---------- SUPPLIED ENTRIES

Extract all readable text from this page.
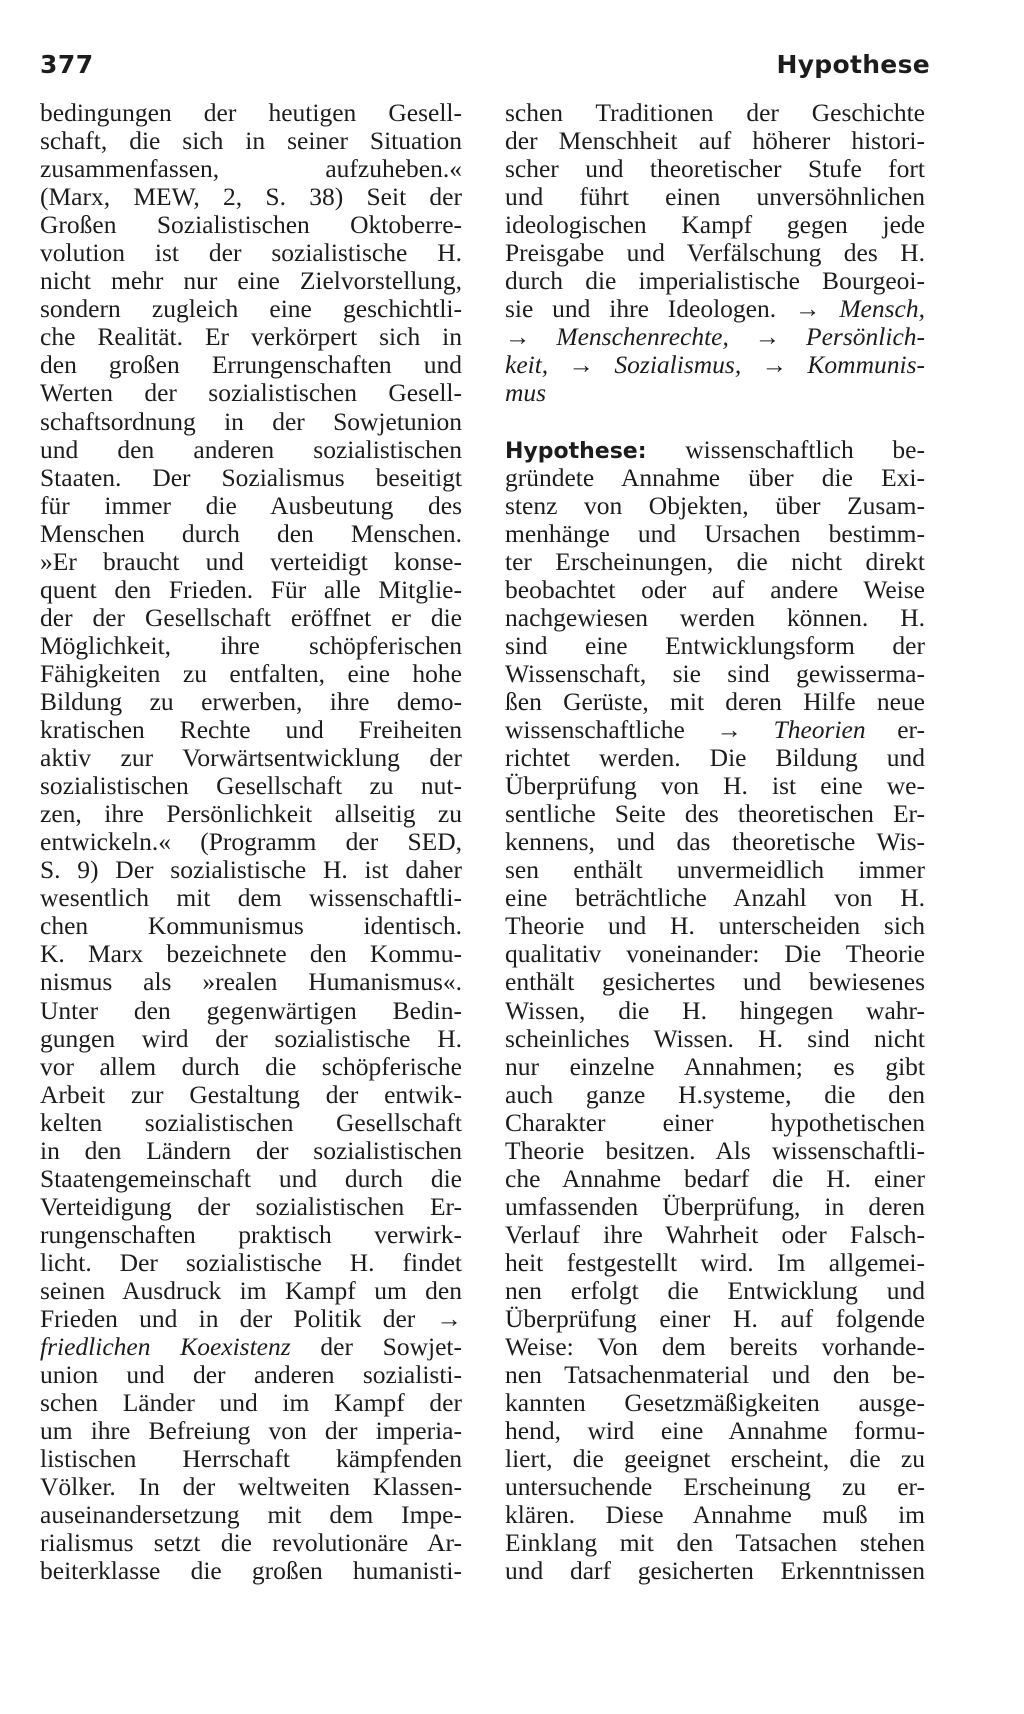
377	Hypothese
bedingungen der heutigen Gesell-
schaft, die sich in seiner Situation
zusammenfassen, aufzuheben.«
(Marx, MEW, 2, S. 38) Seit der
Großen Sozialistischen Oktoberre-
volution ist der sozialistische H.
nicht mehr nur eine Zielvorstellung,
sondern zugleich eine geschichtli-
che Realität. Er verkörpert sich in
den großen Errungenschaften und
Werten der sozialistischen Gesell-
schaftsordnung in der Sowjetunion
und den anderen sozialistischen
Staaten. Der Sozialismus beseitigt
für immer die Ausbeutung des
Menschen durch den Menschen.
»Er braucht und verteidigt konse-
quent den Frieden. Für alle Mitglie-
der der Gesellschaft eröffnet er die
Möglichkeit, ihre schöpferischen
Fähigkeiten zu entfalten, eine hohe
Bildung zu erwerben, ihre demo-
kratischen Rechte und Freiheiten
aktiv zur Vorwärtsentwicklung der
sozialistischen Gesellschaft zu nut-
zen, ihre Persönlichkeit allseitig zu
entwickeln.« (Programm der SED,
S. 9) Der sozialistische H. ist daher
wesentlich mit dem wissenschaftli-
chen Kommunismus identisch.
K. Marx bezeichnete den Kommu-
nismus als »realen Humanismus«.
Unter den gegenwärtigen Bedin-
gungen wird der sozialistische H.
vor allem durch die schöpferische
Arbeit zur Gestaltung der entwik-
kelten sozialistischen Gesellschaft
in den Ländern der sozialistischen
Staatengemeinschaft und durch die
Verteidigung der sozialistischen Er-
rungenschaften praktisch verwirk-
licht. Der sozialistische H. findet
seinen Ausdruck im Kampf um den
Frieden und in der Politik der →
friedlichen Koexistenz der Sowjet-
union und der anderen sozialisti-
schen Länder und im Kampf der
um ihre Befreiung von der imperia-
listischen Herrschaft kämpfenden
Völker. In der weltweiten Klassen-
auseinandersetzung mit dem Impe-
rialismus setzt die revolutionäre Ar-
beiterklasse die großen humanisti-
schen Traditionen der Geschichte
der Menschheit auf höherer histori-
scher und theoretischer Stufe fort
und führt einen unversöhnlichen
ideologischen Kampf gegen jede
Preisgabe und Verfälschung des H.
durch die imperialistische Bourgeoi-
sie und ihre Ideologen. → Mensch,
→ Menschenrechte, → Persönlich-
keit, → Sozialismus, → Kommunis-
mus
Hypothese: wissenschaftlich be-
gründete Annahme über die Exi-
stenz von Objekten, über Zusam-
menhänge und Ursachen bestimm-
ter Erscheinungen, die nicht direkt
beobachtet oder auf andere Weise
nachgewiesen werden können. H.
sind eine Entwicklungsform der
Wissenschaft, sie sind gewisserma-
ßen Gerüste, mit deren Hilfe neue
wissenschaftliche → Theorien er-
richtet werden. Die Bildung und
Überprüfung von H. ist eine we-
sentliche Seite des theoretischen Er-
kennens, und das theoretische Wis-
sen enthält unvermeidlich immer
eine beträchtliche Anzahl von H.
Theorie und H. unterscheiden sich
qualitativ voneinander: Die Theorie
enthält gesichertes und bewiesenes
Wissen, die H. hingegen wahr-
scheinliches Wissen. H. sind nicht
nur einzelne Annahmen; es gibt
auch ganze H.systeme, die den
Charakter einer hypothetischen
Theorie besitzen. Als wissenschaftli-
che Annahme bedarf die H. einer
umfassenden Überprüfung, in deren
Verlauf ihre Wahrheit oder Falsch-
heit festgestellt wird. Im allgemei-
nen erfolgt die Entwicklung und
Überprüfung einer H. auf folgende
Weise: Von dem bereits vorhande-
nen Tatsachenmaterial und den be-
kannten Gesetzmäßigkeiten ausge-
hend, wird eine Annahme formu-
liert, die geeignet erscheint, die zu
untersuchende Erscheinung zu er-
klären. Diese Annahme muß im
Einklang mit den Tatsachen stehen
und darf gesicherten Erkenntnissen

--------------------

» **GIVEN EXERCISE**: Pull out every line in the material above where "Sozialismus" occurs.

» **RESPONSE**:
Staaten. Der Sozialismus beseitigt
keit, → Sozialismus, → Kommunis-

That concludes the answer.